**Task requirements**
In the listing below, identify each line with the word "MAKING" and return those lines.

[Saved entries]
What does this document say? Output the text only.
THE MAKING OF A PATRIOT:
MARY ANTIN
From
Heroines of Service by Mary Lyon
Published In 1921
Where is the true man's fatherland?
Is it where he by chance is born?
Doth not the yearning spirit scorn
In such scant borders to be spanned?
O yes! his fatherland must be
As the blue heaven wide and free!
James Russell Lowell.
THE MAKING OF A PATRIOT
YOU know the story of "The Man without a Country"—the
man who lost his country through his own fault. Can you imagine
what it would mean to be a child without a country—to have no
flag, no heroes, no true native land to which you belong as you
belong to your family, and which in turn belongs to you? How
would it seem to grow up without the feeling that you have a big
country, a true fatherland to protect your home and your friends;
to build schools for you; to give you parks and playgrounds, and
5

* * *

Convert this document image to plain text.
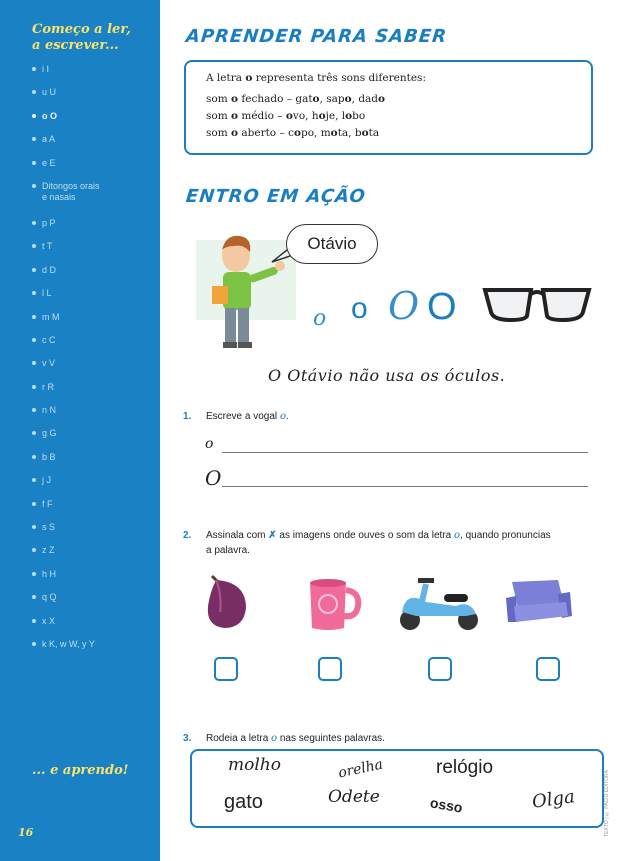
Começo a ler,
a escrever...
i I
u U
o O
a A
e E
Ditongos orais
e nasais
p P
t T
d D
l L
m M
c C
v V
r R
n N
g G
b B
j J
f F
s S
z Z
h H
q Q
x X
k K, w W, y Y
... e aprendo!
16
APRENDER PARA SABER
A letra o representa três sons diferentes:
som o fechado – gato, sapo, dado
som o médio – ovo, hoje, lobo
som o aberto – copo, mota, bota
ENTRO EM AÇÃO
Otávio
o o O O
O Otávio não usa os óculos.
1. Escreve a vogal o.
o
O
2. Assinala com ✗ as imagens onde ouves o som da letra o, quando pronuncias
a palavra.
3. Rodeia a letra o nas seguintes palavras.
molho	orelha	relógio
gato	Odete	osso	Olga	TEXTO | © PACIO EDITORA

**Completed task**
THE MAKING OF A PATRIOT:
THE MAKING OF A PATRIOT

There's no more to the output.